DONNÉES FOURNIES
- - -

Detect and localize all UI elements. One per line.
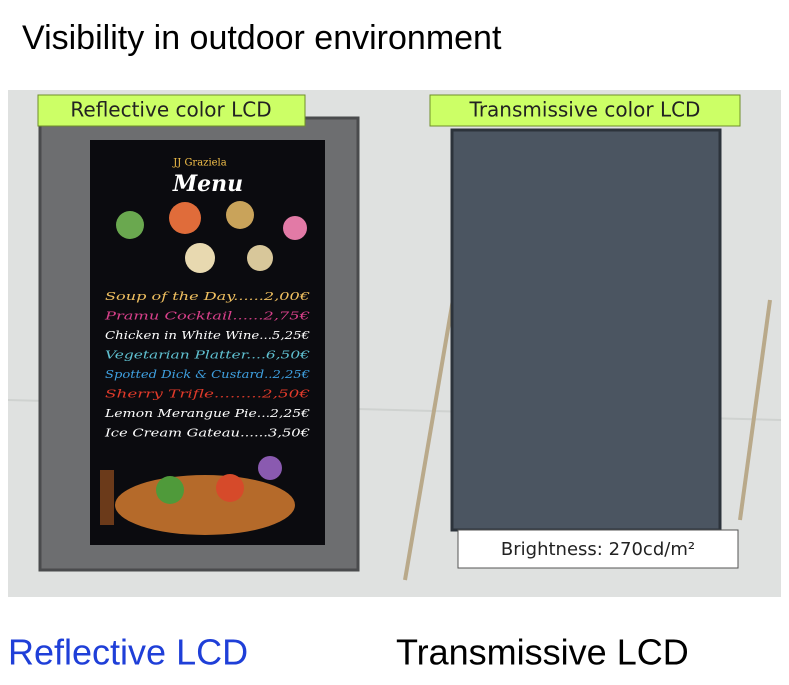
menu-header: Menu	[172, 171, 243, 197]
menu-item: Lemon Merangue Pie...2,25€	[104, 407, 310, 420]
food-icon	[226, 201, 254, 229]
slide: Visibility in outdoor environment JJ Gra…	[0, 0, 789, 680]
menu-item: Chicken in White Wine...5,25€	[105, 329, 310, 342]
menu-item: Soup of the Day......2,00€	[105, 290, 310, 303]
food-icon	[185, 243, 215, 273]
menu-banner: JJ Graziela	[172, 158, 227, 169]
left-label: Reflective color LCD	[70, 98, 271, 122]
menu-item: Spotted Dick & Custard..2,25€	[105, 368, 310, 381]
food-icon	[216, 474, 244, 502]
brightness-label: Brightness: 270cd/m²	[501, 539, 695, 560]
food-icon	[258, 456, 282, 480]
menu-item: Ice Cream Gateau......3,50€	[104, 427, 310, 440]
transmissive-screen	[452, 130, 720, 530]
food-icon	[169, 202, 201, 234]
bottle	[100, 470, 114, 525]
food-icon	[156, 476, 184, 504]
menu-item: Sherry Trifle.........2,50€	[105, 388, 310, 401]
menu-item: Vegetarian Platter....6,50€	[105, 349, 310, 362]
food-basket	[115, 475, 295, 535]
photo: JJ Graziela Menu Soup of the Day......2,…	[8, 90, 781, 597]
food-icon	[247, 245, 273, 271]
caption-right: Transmissive LCD	[396, 632, 689, 673]
food-icon	[283, 216, 307, 240]
caption-left: Reflective LCD	[8, 632, 248, 673]
menu-item: Pramu Cocktail......2,75€	[104, 310, 310, 323]
right-label: Transmissive color LCD	[469, 98, 701, 122]
food-icon	[116, 211, 144, 239]
slide-title: Visibility in outdoor environment	[22, 19, 502, 57]
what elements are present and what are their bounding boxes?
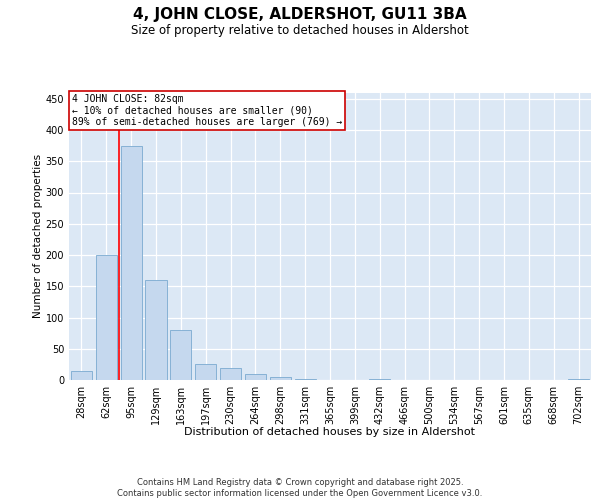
X-axis label: Distribution of detached houses by size in Aldershot: Distribution of detached houses by size …: [185, 427, 476, 437]
Bar: [121, 146, 142, 380]
Bar: [295, 379, 316, 380]
Bar: [145, 280, 167, 380]
Bar: [170, 330, 191, 380]
Text: 4, JOHN CLOSE, ALDERSHOT, GU11 3BA: 4, JOHN CLOSE, ALDERSHOT, GU11 3BA: [133, 8, 467, 22]
Bar: [96, 255, 117, 380]
Bar: [71, 370, 92, 380]
Bar: [220, 368, 241, 380]
Bar: [195, 364, 216, 380]
Text: 4 JOHN CLOSE: 82sqm
← 10% of detached houses are smaller (90)
89% of semi-detach: 4 JOHN CLOSE: 82sqm ← 10% of detached ho…: [71, 94, 342, 127]
Bar: [245, 374, 266, 380]
Text: Contains HM Land Registry data © Crown copyright and database right 2025.
Contai: Contains HM Land Registry data © Crown c…: [118, 478, 482, 498]
Bar: [270, 377, 291, 380]
Text: Size of property relative to detached houses in Aldershot: Size of property relative to detached ho…: [131, 24, 469, 37]
Y-axis label: Number of detached properties: Number of detached properties: [33, 154, 43, 318]
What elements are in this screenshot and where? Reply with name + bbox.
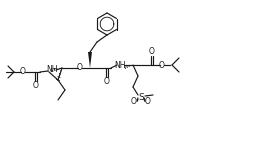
Text: O: O <box>149 48 155 56</box>
Text: O: O <box>159 60 165 70</box>
Text: O: O <box>33 80 39 90</box>
Text: NH: NH <box>114 60 126 70</box>
Polygon shape <box>88 52 92 68</box>
Text: O: O <box>20 68 26 76</box>
Text: O: O <box>77 64 83 72</box>
Text: O: O <box>145 96 151 106</box>
Text: O: O <box>104 76 110 86</box>
Text: O: O <box>131 96 137 106</box>
Text: S: S <box>138 92 144 102</box>
Text: NH: NH <box>46 65 58 73</box>
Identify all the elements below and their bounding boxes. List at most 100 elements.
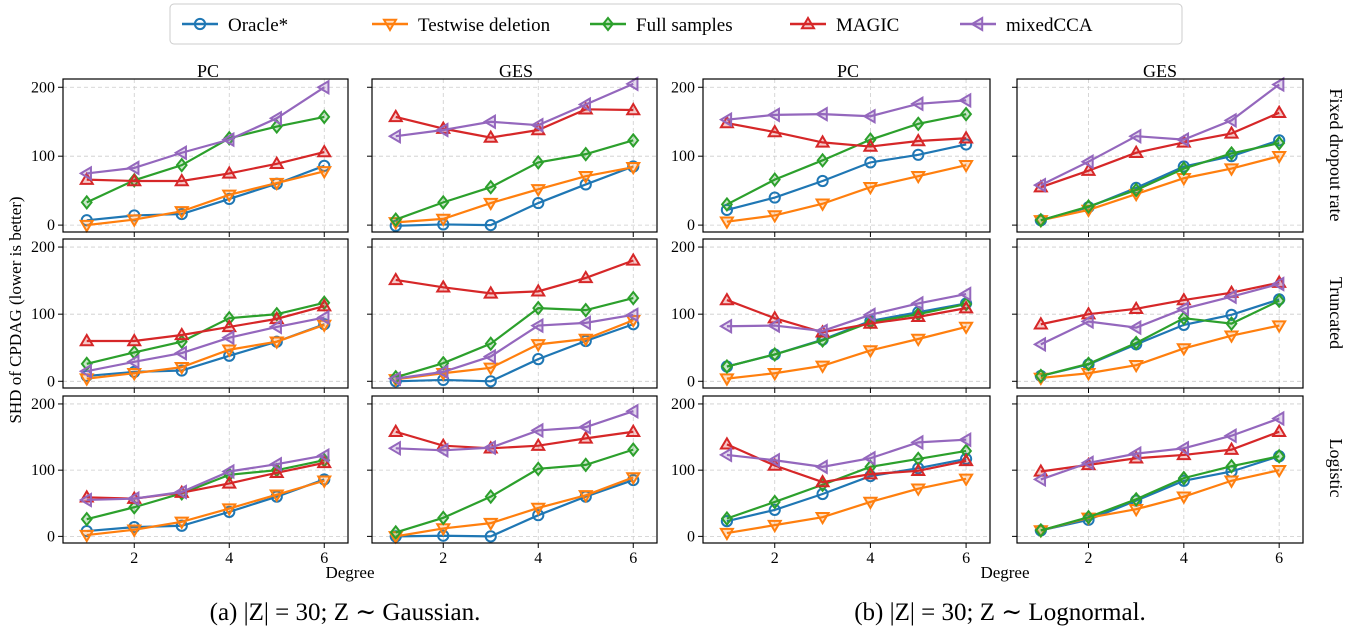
x-axis-label-a: Degree [325,563,374,582]
axes-frame [62,395,349,544]
data-point [625,423,641,437]
panel-b-ges-fixed-dropout-rate [1012,76,1304,237]
data-point [1177,160,1190,177]
data-point [1271,104,1287,118]
series-line [395,313,634,380]
data-point [910,462,926,477]
data-point [1223,163,1240,177]
data-point [718,447,733,463]
series-line [395,479,634,538]
series-line [1040,111,1280,189]
series-line [726,443,967,484]
data-point [316,79,330,96]
series-mixedcca [387,76,639,144]
row-title-fixed: Fixed dropout rate [1326,89,1346,222]
data-point [1273,134,1286,147]
data-point [126,160,140,176]
data-point [862,450,876,466]
data-point [910,308,926,323]
caption-a: (a) |Z| = 30; Z ∼ Gaussian. [210,599,481,626]
y-tick-label: 0 [47,528,55,545]
series-testwise-deletion [79,475,332,544]
column-title-pc-b: PC [837,61,859,81]
data-point [814,360,831,374]
plot-area [1017,79,1303,232]
data-point [174,361,190,376]
data-point [1130,491,1143,507]
data-point [1080,153,1094,170]
data-point [627,442,640,458]
panel-b-pc-logistic: 2 4 6 0 100 200 [671,395,991,567]
series-line [86,479,325,537]
data-point [718,318,733,335]
legend-label: Oracle* [228,15,288,36]
y-tick-label: 200 [31,239,55,256]
data-point [78,363,92,379]
y-tick-label: 100 [31,462,55,479]
data-point [625,162,641,176]
triangle-up-marker-icon [800,16,816,30]
data-point [388,108,404,123]
legend-item-mixedcca: mixedCCA [960,15,1093,36]
data-point [484,219,497,232]
data-point [578,170,594,185]
data-point [484,336,497,352]
series-mixedcca [387,403,639,459]
data-point [718,111,733,128]
data-point [1176,343,1192,357]
series-line [395,82,634,138]
series-oracle- [720,138,973,217]
data-point [221,165,237,179]
data-point [1223,330,1240,344]
series-mixedcca [718,431,972,475]
plot-area [1017,239,1303,388]
data-point [1225,308,1238,321]
data-point [1225,145,1238,162]
panel-a-ges-truncated [367,238,658,393]
series-magic [388,252,641,299]
data-point [1080,162,1097,176]
data-point [174,173,190,187]
series-line [1040,455,1280,532]
y-tick-label: 200 [671,396,695,413]
axes-frame [62,238,349,389]
data-point [1128,319,1142,336]
plot-area [1017,396,1303,543]
data-point [1271,276,1285,292]
data-point [1223,441,1240,455]
x-tick-label: 6 [320,550,328,567]
data-point [767,124,783,138]
data-point [174,516,190,530]
data-point [79,219,95,234]
y-tick-label: 100 [671,462,695,479]
data-point [960,106,973,122]
data-point [318,109,331,125]
data-point [1130,335,1143,351]
data-point [767,210,783,224]
series-line [726,122,967,148]
row-title-logistic: Logistic [1326,439,1346,498]
data-point [435,213,451,227]
panel-b-ges-truncated [1012,238,1304,393]
data-point [1032,336,1047,353]
data-point [578,490,594,504]
data-point [316,166,332,180]
axes-frame [371,78,658,233]
data-point [1128,128,1142,144]
series-line [1040,299,1280,377]
plot-area [372,79,657,232]
data-point [175,364,188,377]
data-point [530,117,544,133]
series-line [86,478,325,533]
data-point [862,466,879,480]
data-point [532,300,545,316]
data-point [814,134,831,148]
axes-frame [1016,238,1304,389]
data-point [126,524,142,538]
plot-area [63,79,348,232]
data-point [766,452,780,468]
series-line [86,305,325,343]
data-point [1271,410,1285,427]
series-line [1040,324,1280,380]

- - -

CONSIGNE
Recopiez à l'identique chaque ligne du listing ci-dessus, sans y faire figurer les images.

RÉSULTAT
Detect and localize all UI elements. One per line.
menu-header: Menu	[172, 171, 243, 197]
menu-item: Lemon Merangue Pie...2,25€	[104, 407, 310, 420]
food-icon	[226, 201, 254, 229]
slide: Visibility in outdoor environment JJ Gra…	[0, 0, 789, 680]
menu-item: Chicken in White Wine...5,25€	[105, 329, 310, 342]
menu-item: Soup of the Day......2,00€	[105, 290, 310, 303]
food-icon	[185, 243, 215, 273]
menu-banner: JJ Graziela	[172, 158, 227, 169]
left-label: Reflective color LCD	[70, 98, 271, 122]
menu-item: Spotted Dick & Custard..2,25€	[105, 368, 310, 381]
food-icon	[216, 474, 244, 502]
brightness-label: Brightness: 270cd/m²	[501, 539, 695, 560]
food-icon	[258, 456, 282, 480]
menu-item: Ice Cream Gateau......3,50€	[104, 427, 310, 440]
transmissive-screen	[452, 130, 720, 530]
food-icon	[169, 202, 201, 234]
bottle	[100, 470, 114, 525]
food-icon	[156, 476, 184, 504]
menu-item: Sherry Trifle.........2,50€	[105, 388, 310, 401]
menu-item: Vegetarian Platter....6,50€	[105, 349, 310, 362]
food-basket	[115, 475, 295, 535]
photo: JJ Graziela Menu Soup of the Day......2,…	[8, 90, 781, 597]
food-icon	[247, 245, 273, 271]
caption-right: Transmissive LCD	[396, 632, 689, 673]
food-icon	[283, 216, 307, 240]
caption-left: Reflective LCD	[8, 632, 248, 673]
menu-item: Pramu Cocktail......2,75€	[104, 310, 310, 323]
right-label: Transmissive color LCD	[469, 98, 701, 122]
food-icon	[116, 211, 144, 239]
slide-title: Visibility in outdoor environment	[22, 19, 502, 57]
what elements are present and what are their bounding boxes?
X-axis label: Distribution of detached houses by size in Aldershot: Distribution of detached houses by size …: [185, 427, 476, 437]
Bar: [121, 146, 142, 380]
Bar: [295, 379, 316, 380]
Bar: [145, 280, 167, 380]
Bar: [170, 330, 191, 380]
Text: 4, JOHN CLOSE, ALDERSHOT, GU11 3BA: 4, JOHN CLOSE, ALDERSHOT, GU11 3BA: [133, 8, 467, 22]
Bar: [96, 255, 117, 380]
Bar: [71, 370, 92, 380]
Bar: [220, 368, 241, 380]
Bar: [195, 364, 216, 380]
Text: 4 JOHN CLOSE: 82sqm
← 10% of detached houses are smaller (90)
89% of semi-detach: 4 JOHN CLOSE: 82sqm ← 10% of detached ho…: [71, 94, 342, 127]
Bar: [245, 374, 266, 380]
Text: Contains HM Land Registry data © Crown copyright and database right 2025.
Contai: Contains HM Land Registry data © Crown c…: [118, 478, 482, 498]
Bar: [270, 377, 291, 380]
Text: Size of property relative to detached houses in Aldershot: Size of property relative to detached ho…: [131, 24, 469, 37]
Y-axis label: Number of detached properties: Number of detached properties: [33, 154, 43, 318]
What elements are in this screenshot and where? Reply with name + bbox.
Text: O: O <box>149 48 155 56</box>
Text: O: O <box>159 60 165 70</box>
Text: O: O <box>33 80 39 90</box>
Text: NH: NH <box>114 60 126 70</box>
Polygon shape <box>88 52 92 68</box>
Text: O: O <box>20 68 26 76</box>
Text: O: O <box>77 64 83 72</box>
Text: O: O <box>145 96 151 106</box>
Text: O: O <box>104 76 110 86</box>
Text: O: O <box>131 96 137 106</box>
Text: S: S <box>138 92 144 102</box>
Text: NH: NH <box>46 65 58 73</box>
Identify all the elements below and their bounding boxes. List at most 100 elements.
x-axis-label-a: Degree [325,563,374,582]
axes-frame [62,395,349,544]
data-point [625,423,641,437]
panel-b-ges-fixed-dropout-rate [1012,76,1304,237]
data-point [1177,160,1190,177]
data-point [1271,104,1287,118]
series-line [395,313,634,380]
data-point [910,462,926,477]
data-point [1223,163,1240,177]
data-point [718,447,733,463]
series-line [395,479,634,538]
series-line [1040,111,1280,189]
series-line [726,443,967,484]
data-point [316,79,330,96]
series-mixedcca [387,76,639,144]
row-title-fixed: Fixed dropout rate [1326,89,1346,222]
data-point [1273,134,1286,147]
data-point [126,160,140,176]
data-point [862,450,876,466]
data-point [910,308,926,323]
caption-a: (a) |Z| = 30; Z ∼ Gaussian. [210,599,481,626]
y-tick-label: 0 [47,528,55,545]
series-testwise-deletion [79,475,332,544]
column-title-pc-b: PC [837,61,859,81]
data-point [814,360,831,374]
plot-area [1017,79,1303,232]
data-point [174,361,190,376]
data-point [1130,491,1143,507]
data-point [1080,153,1094,170]
data-point [627,442,640,458]
panel-b-pc-logistic: 2 4 6 0 100 200 [671,395,991,567]
series-line [86,479,325,537]
data-point [718,318,733,335]
legend-label: Oracle* [228,15,288,36]
y-tick-label: 200 [31,239,55,256]
data-point [78,363,92,379]
y-tick-label: 100 [31,462,55,479]
data-point [625,162,641,176]
triangle-up-marker-icon [800,16,816,30]
data-point [388,108,404,123]
legend-item-mixedcca: mixedCCA [960,15,1093,36]
data-point [484,219,497,232]
data-point [578,170,594,185]
data-point [484,336,497,352]
series-mixedcca [387,403,639,459]
data-point [718,111,733,128]
data-point [1176,343,1192,357]
series-line [395,82,634,138]
series-oracle- [720,138,973,217]
data-point [221,165,237,179]
data-point [1223,330,1240,344]
series-mixedcca [718,431,972,475]
plot-area [1017,239,1303,388]
data-point [1225,308,1238,321]
data-point [1225,145,1238,162]
panel-a-ges-truncated [367,238,658,393]
series-magic [388,252,641,299]
data-point [1080,162,1097,176]
data-point [174,173,190,187]
series-line [1040,455,1280,532]
y-tick-label: 200 [671,396,695,413]
axes-frame [62,238,349,389]
data-point [1128,319,1142,336]
plot-area [1017,396,1303,543]
data-point [1271,276,1285,292]
data-point [1223,441,1240,455]
x-tick-label: 6 [320,550,328,567]
data-point [767,124,783,138]
data-point [174,516,190,530]
data-point [79,219,95,234]
y-tick-label: 100 [671,462,695,479]
data-point [960,106,973,122]
data-point [318,109,331,125]
data-point [1130,335,1143,351]
data-point [767,210,783,224]
series-line [726,122,967,148]
row-title-logistic: Logistic [1326,439,1346,498]
data-point [435,213,451,227]
panel-b-ges-truncated [1012,238,1304,393]
data-point [1032,336,1047,353]
data-point [578,490,594,504]
data-point [316,166,332,180]
axes-frame [371,78,658,233]
data-point [1128,128,1142,144]
series-line [1040,299,1280,377]
plot-area [372,79,657,232]
data-point [175,364,188,377]
data-point [530,117,544,133]
series-line [86,478,325,533]
data-point [862,466,879,480]
data-point [532,300,545,316]
data-point [814,134,831,148]
axes-frame [1016,238,1304,389]
data-point [126,524,142,538]
plot-area [63,79,348,232]
data-point [766,452,780,468]
series-line [86,305,325,343]
data-point [1271,410,1285,427]
series-line [1040,324,1280,380]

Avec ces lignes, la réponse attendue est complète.